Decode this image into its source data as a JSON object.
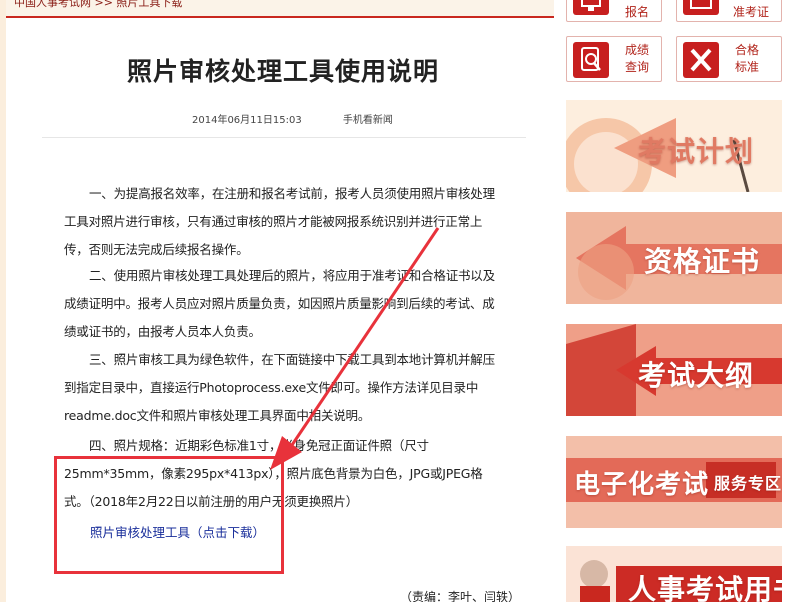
{
  "breadcrumb": "中国人事考试网 >> 照片工具下载",
  "article": {
    "title": "照片审核处理工具使用说明",
    "date": "2014年06月11日15:03",
    "mobile_link": "手机看新闻",
    "paragraphs": [
      "一、为提高报名效率，在注册和报名考试前，报考人员须使用照片审核处理工具对照片进行审核，只有通过审核的照片才能被网报系统识别并进行正常上传，否则无法完成后续报名操作。",
      "二、使用照片审核处理工具处理后的照片，将应用于准考证和合格证书以及成绩证明中。报考人员应对照片质量负责，如因照片质量影响到后续的考试、成绩或证书的，由报考人员本人负责。",
      "三、照片审核工具为绿色软件，在下面链接中下载工具到本地计算机并解压到指定目录中，直接运行Photoprocess.exe文件即可。操作方法详见目录中readme.doc文件和照片审核处理工具界面中相关说明。",
      "四、照片规格：近期彩色标准1寸，半身免冠正面证件照（尺寸25mm*35mm，像素295px*413px），照片底色背景为白色，JPG或JPEG格式。（2018年2月22日以前注册的用户无须更换照片）"
    ],
    "download_link": "照片审核处理工具（点击下载）",
    "editor": "（责编：李叶、闫轶）"
  },
  "sidebar": {
    "top_buttons": [
      {
        "label": "报名",
        "icon": "monitor-icon"
      },
      {
        "label": "准考证",
        "icon": "printer-icon"
      }
    ],
    "buttons": [
      {
        "label_line1": "成绩",
        "label_line2": "查询",
        "icon": "search-icon"
      },
      {
        "label_line1": "合格",
        "label_line2": "标准",
        "icon": "pencil-ruler-icon"
      }
    ],
    "banners": [
      {
        "label": "考试计划",
        "color": "#f6c7a8"
      },
      {
        "label": "资格证书",
        "color": "#e97961"
      },
      {
        "label": "考试大纲",
        "color": "#d93a30"
      },
      {
        "label": "电子化考试",
        "sub": "服务专区",
        "color": "#e56b5c"
      },
      {
        "label": "人事考试用书",
        "color": "#cc2b25"
      }
    ]
  },
  "colors": {
    "accent_red": "#c9281f",
    "highlight_red": "#e8323b",
    "link_blue": "#1a2f9b"
  }
}
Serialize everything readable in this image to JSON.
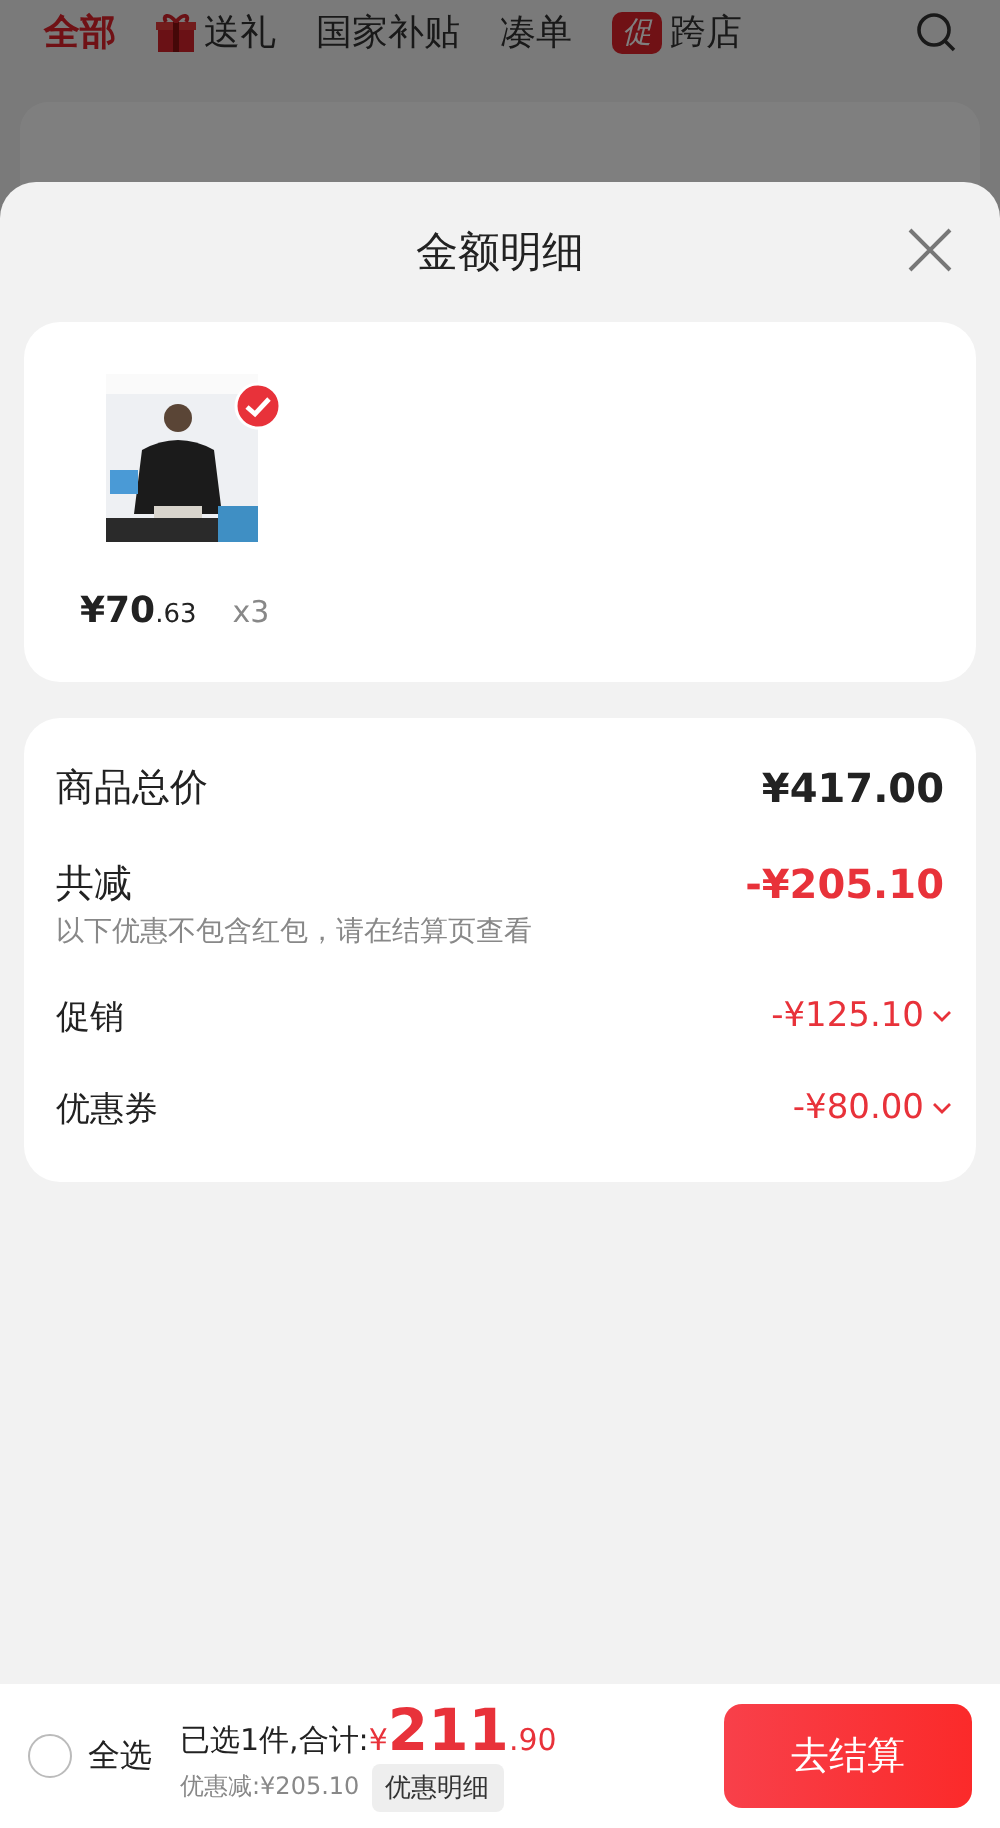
{
  "top_tabs": [
    {
      "label": "全部",
      "selected": true,
      "kind": "plain"
    },
    {
      "label": "送礼",
      "selected": false,
      "kind": "gift"
    },
    {
      "label": "国家补贴",
      "selected": false,
      "kind": "plain"
    },
    {
      "label": "凑单",
      "selected": false,
      "kind": "plain"
    },
    {
      "label": "跨店",
      "selected": false,
      "kind": "promo",
      "badge": "促"
    }
  ],
  "sheet": {
    "title": "金额明细",
    "products": [
      {
        "selected": true,
        "price_main": "¥70",
        "price_decimal": ".63",
        "quantity": "x3"
      }
    ],
    "summary": [
      {
        "kind": "total",
        "label": "商品总价",
        "amount": "¥417.00"
      },
      {
        "kind": "reduction",
        "label": "共减",
        "amount": "-¥205.10",
        "note": "以下优惠不包含红包，请在结算页查看"
      },
      {
        "kind": "discount",
        "label": "促销",
        "amount": "-¥125.10",
        "expanded": false
      },
      {
        "kind": "discount",
        "label": "优惠券",
        "amount": "-¥80.00",
        "expanded": false
      }
    ]
  },
  "bottom_bar": {
    "select_all": {
      "label": "全选",
      "checked": false
    },
    "selected_text": "已选1件,合计:",
    "currency": "¥",
    "total_main": "211",
    "total_decimal": ".90",
    "discount_text": "优惠减:¥205.10",
    "details_button": "优惠明细",
    "checkout_button": "去结算"
  }
}
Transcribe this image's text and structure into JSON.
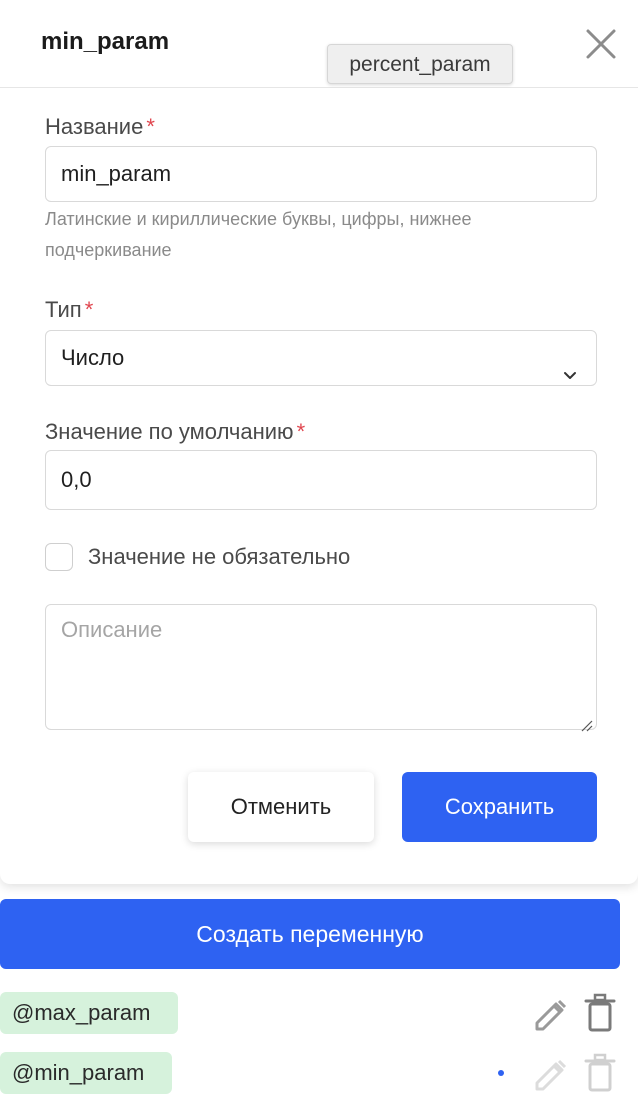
{
  "form": {
    "title": "min_param",
    "tooltip": "percent_param",
    "name": {
      "label": "Название",
      "required_mark": "*",
      "value": "min_param",
      "hint": "Латинские и кириллические буквы, цифры, нижнее подчеркивание"
    },
    "type": {
      "label": "Тип",
      "required_mark": "*",
      "value": "Число"
    },
    "default_value": {
      "label": "Значение по умолчанию",
      "required_mark": "*",
      "value": "0,0"
    },
    "optional": {
      "label": "Значение не обязательно",
      "checked": false
    },
    "description": {
      "placeholder": "Описание",
      "value": ""
    },
    "cancel_label": "Отменить",
    "save_label": "Сохранить"
  },
  "create_label": "Создать переменную",
  "variables": [
    {
      "name": "@max_param"
    },
    {
      "name": "@min_param"
    }
  ],
  "colors": {
    "accent": "#2e62f2",
    "required": "#e0464f",
    "tag_bg": "#d6f2dc"
  }
}
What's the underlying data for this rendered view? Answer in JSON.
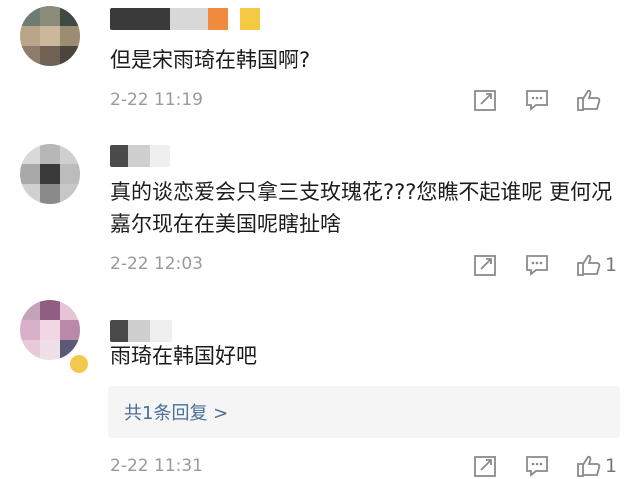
{
  "comments": [
    {
      "text": "但是宋雨琦在韩国啊?",
      "time": "2-22 11:19",
      "likes": "",
      "avatar_colors": [
        "#6f7c73",
        "#8b8b7a",
        "#3e4a44",
        "#b9a58a",
        "#cbb79b",
        "#9b8c72",
        "#8e7d6a",
        "#6f6254",
        "#4d453d"
      ]
    },
    {
      "text": "真的谈恋爱会只拿三支玫瑰花???您瞧不起谁呢 更何况嘉尔现在在美国呢瞎扯啥",
      "time": "2-22 12:03",
      "likes": "1",
      "avatar_colors": [
        "#d9d9d9",
        "#b7b7b7",
        "#cfcfcf",
        "#a9a9a9",
        "#3a3a3a",
        "#bcbcbc",
        "#d0d0d0",
        "#8a8a8a",
        "#c7c7c7"
      ]
    },
    {
      "text": "雨琦在韩国好吧",
      "time": "2-22 11:31",
      "likes": "1",
      "avatar_colors": [
        "#c3a3b9",
        "#8e5f80",
        "#e6c4d6",
        "#d8b0c9",
        "#f0d7e3",
        "#b98aa7",
        "#e9c9d7",
        "#efe0e7",
        "#5a5a78"
      ],
      "reply_link": "共1条回复 >"
    }
  ],
  "icons": {
    "repost": "repost-icon",
    "comment": "comment-icon",
    "like": "like-icon"
  },
  "colors": {
    "text": "#1c1c1c",
    "meta": "#9a9a9a",
    "link": "#4a6f9a",
    "reply_bg": "#f5f5f5"
  }
}
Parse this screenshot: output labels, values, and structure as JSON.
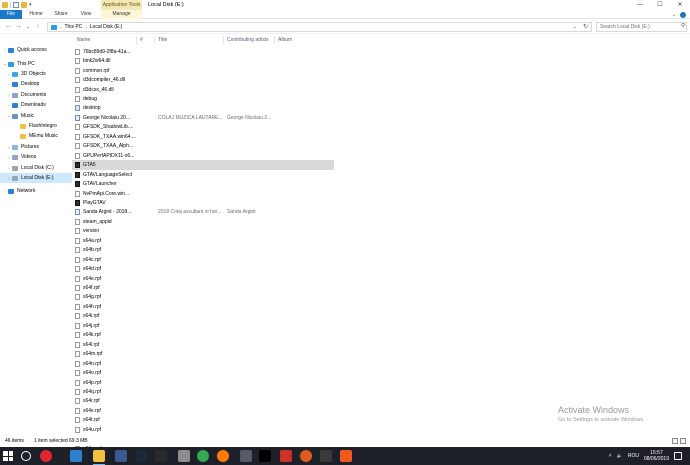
___
Task:
Each entry should be repeated exactly as it appears; the pictures stay out.

Answer for this exercise:
Decode this image into its source data as a JSON object.
{
  "breadcrumb": "中国人事考试网 >> 照片工具下载",
  "article": {
    "title": "照片审核处理工具使用说明",
    "date": "2014年06月11日15:03",
    "mobile_link": "手机看新闻",
    "paragraphs": [
      "一、为提高报名效率，在注册和报名考试前，报考人员须使用照片审核处理工具对照片进行审核，只有通过审核的照片才能被网报系统识别并进行正常上传，否则无法完成后续报名操作。",
      "二、使用照片审核处理工具处理后的照片，将应用于准考证和合格证书以及成绩证明中。报考人员应对照片质量负责，如因照片质量影响到后续的考试、成绩或证书的，由报考人员本人负责。",
      "三、照片审核工具为绿色软件，在下面链接中下载工具到本地计算机并解压到指定目录中，直接运行Photoprocess.exe文件即可。操作方法详见目录中readme.doc文件和照片审核处理工具界面中相关说明。",
      "四、照片规格：近期彩色标准1寸，半身免冠正面证件照（尺寸25mm*35mm，像素295px*413px），照片底色背景为白色，JPG或JPEG格式。（2018年2月22日以前注册的用户无须更换照片）"
    ],
    "download_link": "照片审核处理工具（点击下载）",
    "editor": "（责编：李叶、闫轶）"
  },
  "sidebar": {
    "top_buttons": [
      {
        "label": "报名",
        "icon": "monitor-icon"
      },
      {
        "label": "准考证",
        "icon": "printer-icon"
      }
    ],
    "buttons": [
      {
        "label_line1": "成绩",
        "label_line2": "查询",
        "icon": "search-icon"
      },
      {
        "label_line1": "合格",
        "label_line2": "标准",
        "icon": "pencil-ruler-icon"
      }
    ],
    "banners": [
      {
        "label": "考试计划",
        "color": "#f6c7a8"
      },
      {
        "label": "资格证书",
        "color": "#e97961"
      },
      {
        "label": "考试大纲",
        "color": "#d93a30"
      },
      {
        "label": "电子化考试",
        "sub": "服务专区",
        "color": "#e56b5c"
      },
      {
        "label": "人事考试用书",
        "color": "#cc2b25"
      }
    ]
  },
  "colors": {
    "accent_red": "#c9281f",
    "highlight_red": "#e8323b",
    "link_blue": "#1a2f9b"
  }
}
Serialize everything readable in this image to JSON.
{
  "top_tabs": [
    {
      "label": "全部",
      "selected": true,
      "kind": "plain"
    },
    {
      "label": "送礼",
      "selected": false,
      "kind": "gift"
    },
    {
      "label": "国家补贴",
      "selected": false,
      "kind": "plain"
    },
    {
      "label": "凑单",
      "selected": false,
      "kind": "plain"
    },
    {
      "label": "跨店",
      "selected": false,
      "kind": "promo",
      "badge": "促"
    }
  ],
  "sheet": {
    "title": "金额明细",
    "products": [
      {
        "selected": true,
        "price_main": "¥70",
        "price_decimal": ".63",
        "quantity": "x3"
      }
    ],
    "summary": [
      {
        "kind": "total",
        "label": "商品总价",
        "amount": "¥417.00"
      },
      {
        "kind": "reduction",
        "label": "共减",
        "amount": "-¥205.10",
        "note": "以下优惠不包含红包，请在结算页查看"
      },
      {
        "kind": "discount",
        "label": "促销",
        "amount": "-¥125.10",
        "expanded": false
      },
      {
        "kind": "discount",
        "label": "优惠券",
        "amount": "-¥80.00",
        "expanded": false
      }
    ]
  },
  "bottom_bar": {
    "select_all": {
      "label": "全选",
      "checked": false
    },
    "selected_text": "已选1件,合计:",
    "currency": "¥",
    "total_main": "211",
    "total_decimal": ".90",
    "discount_text": "优惠减:¥205.10",
    "details_button": "优惠明细",
    "checkout_button": "去结算"
  }
}
Transcribe this image's text and structure into JSON.
{
  "form": {
    "title": "min_param",
    "tooltip": "percent_param",
    "name": {
      "label": "Название",
      "required_mark": "*",
      "value": "min_param",
      "hint": "Латинские и кириллические буквы, цифры, нижнее подчеркивание"
    },
    "type": {
      "label": "Тип",
      "required_mark": "*",
      "value": "Число"
    },
    "default_value": {
      "label": "Значение по умолчанию",
      "required_mark": "*",
      "value": "0,0"
    },
    "optional": {
      "label": "Значение не обязательно",
      "checked": false
    },
    "description": {
      "placeholder": "Описание",
      "value": ""
    },
    "cancel_label": "Отменить",
    "save_label": "Сохранить"
  },
  "create_label": "Создать переменную",
  "variables": [
    {
      "name": "@max_param"
    },
    {
      "name": "@min_param"
    }
  ],
  "colors": {
    "accent": "#2e62f2",
    "required": "#e0464f",
    "tag_bg": "#d6f2dc"
  }
}
What's the underlying data for this rendered view? Answer in JSON.
{
  "comments": [
    {
      "text": "但是宋雨琦在韩国啊?",
      "time": "2-22 11:19",
      "likes": "",
      "avatar_colors": [
        "#6f7c73",
        "#8b8b7a",
        "#3e4a44",
        "#b9a58a",
        "#cbb79b",
        "#9b8c72",
        "#8e7d6a",
        "#6f6254",
        "#4d453d"
      ]
    },
    {
      "text": "真的谈恋爱会只拿三支玫瑰花???您瞧不起谁呢 更何况嘉尔现在在美国呢瞎扯啥",
      "time": "2-22 12:03",
      "likes": "1",
      "avatar_colors": [
        "#d9d9d9",
        "#b7b7b7",
        "#cfcfcf",
        "#a9a9a9",
        "#3a3a3a",
        "#bcbcbc",
        "#d0d0d0",
        "#8a8a8a",
        "#c7c7c7"
      ]
    },
    {
      "text": "雨琦在韩国好吧",
      "time": "2-22 11:31",
      "likes": "1",
      "avatar_colors": [
        "#c3a3b9",
        "#8e5f80",
        "#e6c4d6",
        "#d8b0c9",
        "#f0d7e3",
        "#b98aa7",
        "#e9c9d7",
        "#efe0e7",
        "#5a5a78"
      ],
      "reply_link": "共1条回复 >"
    }
  ],
  "icons": {
    "repost": "repost-icon",
    "comment": "comment-icon",
    "like": "like-icon"
  },
  "colors": {
    "text": "#1c1c1c",
    "meta": "#9a9a9a",
    "link": "#4a6f9a",
    "reply_bg": "#f5f5f5"
  }
}
Parse this screenshot: output labels, values, and structure as JSON.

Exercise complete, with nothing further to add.